WORK TO COMPLETE =>
Take all the material and copy it exactly.

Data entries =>

****************

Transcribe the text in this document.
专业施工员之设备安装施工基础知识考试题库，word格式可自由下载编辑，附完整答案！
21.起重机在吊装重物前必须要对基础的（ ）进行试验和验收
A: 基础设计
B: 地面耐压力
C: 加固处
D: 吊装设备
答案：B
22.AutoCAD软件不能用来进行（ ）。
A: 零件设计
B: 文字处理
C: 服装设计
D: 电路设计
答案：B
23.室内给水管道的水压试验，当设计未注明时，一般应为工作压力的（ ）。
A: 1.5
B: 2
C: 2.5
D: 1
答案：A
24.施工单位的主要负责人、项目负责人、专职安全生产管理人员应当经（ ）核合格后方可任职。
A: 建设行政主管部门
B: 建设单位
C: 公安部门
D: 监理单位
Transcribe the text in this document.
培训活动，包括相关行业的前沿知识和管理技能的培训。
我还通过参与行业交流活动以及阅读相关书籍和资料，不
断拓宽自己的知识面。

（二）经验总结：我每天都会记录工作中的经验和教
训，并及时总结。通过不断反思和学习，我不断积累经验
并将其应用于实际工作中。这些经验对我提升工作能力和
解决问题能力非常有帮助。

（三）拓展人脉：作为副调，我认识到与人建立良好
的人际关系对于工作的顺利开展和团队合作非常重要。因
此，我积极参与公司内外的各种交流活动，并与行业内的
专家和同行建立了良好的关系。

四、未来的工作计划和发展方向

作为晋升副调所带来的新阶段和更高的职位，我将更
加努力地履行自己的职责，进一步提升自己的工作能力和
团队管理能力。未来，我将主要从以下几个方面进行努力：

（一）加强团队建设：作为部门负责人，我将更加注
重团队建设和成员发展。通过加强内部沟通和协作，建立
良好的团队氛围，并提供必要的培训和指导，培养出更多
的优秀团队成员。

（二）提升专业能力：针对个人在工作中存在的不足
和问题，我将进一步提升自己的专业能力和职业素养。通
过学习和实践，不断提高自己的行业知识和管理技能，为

****************

EXERCISE OUTPUT =>
Transcribe the text in this document.
专业施工员之设备安装施工基础知识考试题库，word格式可自由下载编辑，附完整答案！
21.起重机在吊装重物前必须要对基础的（ ）进行试验和验收
A: 基础设计
B: 地面耐压力
C: 加固处
D: 吊装设备
答案：B
22.AutoCAD软件不能用来进行（ ）。
A: 零件设计
B: 文字处理
C: 服装设计
D: 电路设计
答案：B
23.室内给水管道的水压试验，当设计未注明时，一般应为工作压力的（ ）。
A: 1.5
B: 2
C: 2.5
D: 1
答案：A
24.施工单位的主要负责人、项目负责人、专职安全生产管理人员应当经（ ）核合格后方可任职。
A: 建设行政主管部门
B: 建设单位
C: 公安部门
D: 监理单位
Transcribe the text in this document.
培训活动，包括相关行业的前沿知识和管理技能的培训。
我还通过参与行业交流活动以及阅读相关书籍和资料，不
断拓宽自己的知识面。

（二）经验总结：我每天都会记录工作中的经验和教
训，并及时总结。通过不断反思和学习，我不断积累经验
并将其应用于实际工作中。这些经验对我提升工作能力和
解决问题能力非常有帮助。

（三）拓展人脉：作为副调，我认识到与人建立良好
的人际关系对于工作的顺利开展和团队合作非常重要。因
此，我积极参与公司内外的各种交流活动，并与行业内的
专家和同行建立了良好的关系。

四、未来的工作计划和发展方向

作为晋升副调所带来的新阶段和更高的职位，我将更
加努力地履行自己的职责，进一步提升自己的工作能力和
团队管理能力。未来，我将主要从以下几个方面进行努力：

（一）加强团队建设：作为部门负责人，我将更加注
重团队建设和成员发展。通过加强内部沟通和协作，建立
良好的团队氛围，并提供必要的培训和指导，培养出更多
的优秀团队成员。

（二）提升专业能力：针对个人在工作中存在的不足
和问题，我将进一步提升自己的专业能力和职业素养。通
过学习和实践，不断提高自己的行业知识和管理技能，为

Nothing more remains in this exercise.